• [Provided records]:
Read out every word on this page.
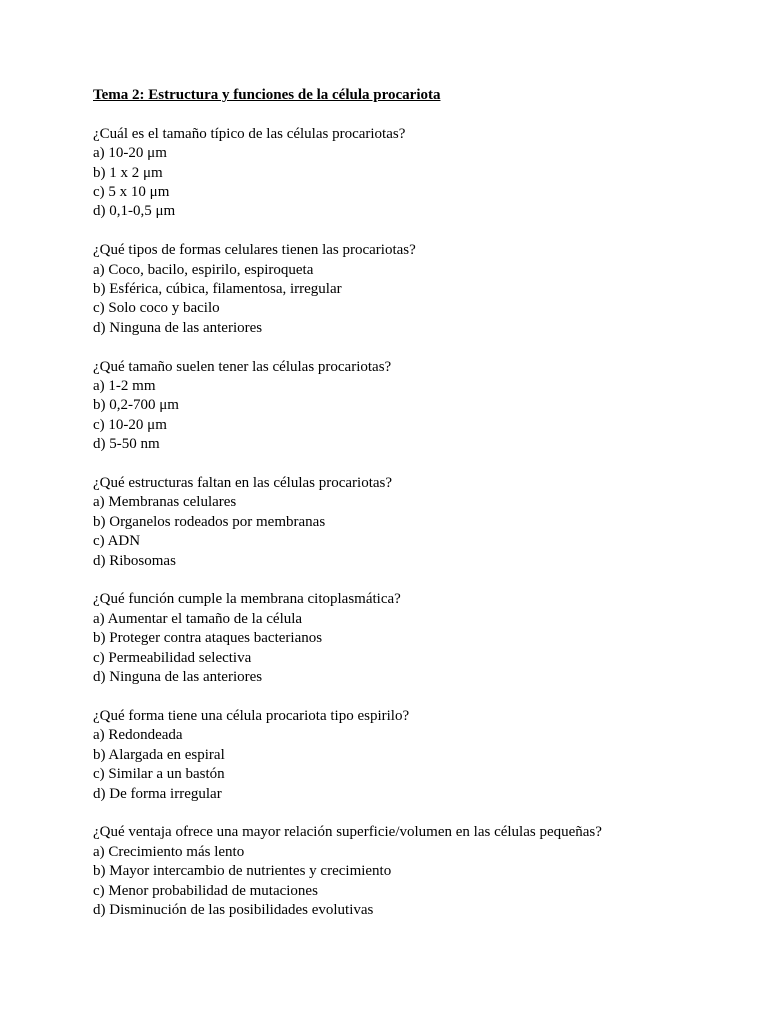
Tema 2: Estructura y funciones de la célula procariota

¿Cuál es el tamaño típico de las células procariotas?

a) 10-20 μm

b) 1 x 2 μm

c) 5 x 10 μm

d) 0,1-0,5 μm

¿Qué tipos de formas celulares tienen las procariotas?

a) Coco, bacilo, espirilo, espiroqueta

b) Esférica, cúbica, filamentosa, irregular

c) Solo coco y bacilo

d) Ninguna de las anteriores

¿Qué tamaño suelen tener las células procariotas?

a) 1-2 mm

b) 0,2-700 μm

c) 10-20 μm

d) 5-50 nm

¿Qué estructuras faltan en las células procariotas?

a) Membranas celulares

b) Organelos rodeados por membranas

c) ADN

d) Ribosomas

¿Qué función cumple la membrana citoplasmática?

a) Aumentar el tamaño de la célula

b) Proteger contra ataques bacterianos

c) Permeabilidad selectiva

d) Ninguna de las anteriores

¿Qué forma tiene una célula procariota tipo espirilo?

a) Redondeada

b) Alargada en espiral

c) Similar a un bastón

d) De forma irregular

¿Qué ventaja ofrece una mayor relación superficie/volumen en las células pequeñas?

a) Crecimiento más lento

b) Mayor intercambio de nutrientes y crecimiento

c) Menor probabilidad de mutaciones

d) Disminución de las posibilidades evolutivas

• [Goal of the exercise]:
Copy each line of the records precisely and drop any images they hold.

• [Solution below]:
Read out every word on this page.
Tema 2: Estructura y funciones de la célula procariota

¿Cuál es el tamaño típico de las células procariotas?

a) 10-20 μm

b) 1 x 2 μm

c) 5 x 10 μm

d) 0,1-0,5 μm

¿Qué tipos de formas celulares tienen las procariotas?

a) Coco, bacilo, espirilo, espiroqueta

b) Esférica, cúbica, filamentosa, irregular

c) Solo coco y bacilo

d) Ninguna de las anteriores

¿Qué tamaño suelen tener las células procariotas?

a) 1-2 mm

b) 0,2-700 μm

c) 10-20 μm

d) 5-50 nm

¿Qué estructuras faltan en las células procariotas?

a) Membranas celulares

b) Organelos rodeados por membranas

c) ADN

d) Ribosomas

¿Qué función cumple la membrana citoplasmática?

a) Aumentar el tamaño de la célula

b) Proteger contra ataques bacterianos

c) Permeabilidad selectiva

d) Ninguna de las anteriores

¿Qué forma tiene una célula procariota tipo espirilo?

a) Redondeada

b) Alargada en espiral

c) Similar a un bastón

d) De forma irregular

¿Qué ventaja ofrece una mayor relación superficie/volumen en las células pequeñas?

a) Crecimiento más lento

b) Mayor intercambio de nutrientes y crecimiento

c) Menor probabilidad de mutaciones

d) Disminución de las posibilidades evolutivas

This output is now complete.